● Task statement
Will you print the material below without altering a single character?

---- Data shown

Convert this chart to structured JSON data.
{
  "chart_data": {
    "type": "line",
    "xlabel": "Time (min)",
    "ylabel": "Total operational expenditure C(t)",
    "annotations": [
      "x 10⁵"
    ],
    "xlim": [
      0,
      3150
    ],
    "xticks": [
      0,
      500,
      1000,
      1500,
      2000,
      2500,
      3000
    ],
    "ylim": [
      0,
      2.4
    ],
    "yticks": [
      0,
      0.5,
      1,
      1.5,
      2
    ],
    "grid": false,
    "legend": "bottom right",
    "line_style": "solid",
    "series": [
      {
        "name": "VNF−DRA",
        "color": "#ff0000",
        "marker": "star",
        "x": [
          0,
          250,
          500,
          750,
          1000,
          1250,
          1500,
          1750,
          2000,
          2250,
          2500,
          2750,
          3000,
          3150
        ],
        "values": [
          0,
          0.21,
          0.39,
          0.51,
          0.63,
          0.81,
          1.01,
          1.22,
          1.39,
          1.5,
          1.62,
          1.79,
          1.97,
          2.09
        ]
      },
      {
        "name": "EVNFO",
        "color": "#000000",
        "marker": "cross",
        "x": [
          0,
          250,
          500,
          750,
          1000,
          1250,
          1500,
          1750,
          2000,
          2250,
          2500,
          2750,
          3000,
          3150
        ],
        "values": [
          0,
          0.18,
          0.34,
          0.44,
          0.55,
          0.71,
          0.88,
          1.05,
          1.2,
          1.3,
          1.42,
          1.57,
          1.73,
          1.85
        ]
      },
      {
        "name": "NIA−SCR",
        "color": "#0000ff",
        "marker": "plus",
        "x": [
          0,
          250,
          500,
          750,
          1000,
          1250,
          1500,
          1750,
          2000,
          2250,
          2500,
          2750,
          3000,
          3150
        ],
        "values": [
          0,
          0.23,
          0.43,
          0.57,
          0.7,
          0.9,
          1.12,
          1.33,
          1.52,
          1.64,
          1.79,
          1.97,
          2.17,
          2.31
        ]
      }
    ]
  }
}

--------

● Reply to the exercise
Convert this chart to structured JSON data.
{
  "chart_data": {
    "type": "line",
    "xlabel": "Time (min)",
    "ylabel": "Total operational expenditure C(t)",
    "annotations": [
      "x 10⁵"
    ],
    "xlim": [
      0,
      3150
    ],
    "xticks": [
      0,
      500,
      1000,
      1500,
      2000,
      2500,
      3000
    ],
    "ylim": [
      0,
      2.4
    ],
    "yticks": [
      0,
      0.5,
      1,
      1.5,
      2
    ],
    "grid": false,
    "legend": "bottom right",
    "line_style": "solid",
    "series": [
      {
        "name": "VNF−DRA",
        "color": "#ff0000",
        "marker": "star",
        "x": [
          0,
          250,
          500,
          750,
          1000,
          1250,
          1500,
          1750,
          2000,
          2250,
          2500,
          2750,
          3000,
          3150
        ],
        "values": [
          0,
          0.21,
          0.39,
          0.51,
          0.63,
          0.81,
          1.01,
          1.22,
          1.39,
          1.5,
          1.62,
          1.79,
          1.97,
          2.09
        ]
      },
      {
        "name": "EVNFO",
        "color": "#000000",
        "marker": "cross",
        "x": [
          0,
          250,
          500,
          750,
          1000,
          1250,
          1500,
          1750,
          2000,
          2250,
          2500,
          2750,
          3000,
          3150
        ],
        "values": [
          0,
          0.18,
          0.34,
          0.44,
          0.55,
          0.71,
          0.88,
          1.05,
          1.2,
          1.3,
          1.42,
          1.57,
          1.73,
          1.85
        ]
      },
      {
        "name": "NIA−SCR",
        "color": "#0000ff",
        "marker": "plus",
        "x": [
          0,
          250,
          500,
          750,
          1000,
          1250,
          1500,
          1750,
          2000,
          2250,
          2500,
          2750,
          3000,
          3150
        ],
        "values": [
          0,
          0.23,
          0.43,
          0.57,
          0.7,
          0.9,
          1.12,
          1.33,
          1.52,
          1.64,
          1.79,
          1.97,
          2.17,
          2.31
        ]
      }
    ]
  }
}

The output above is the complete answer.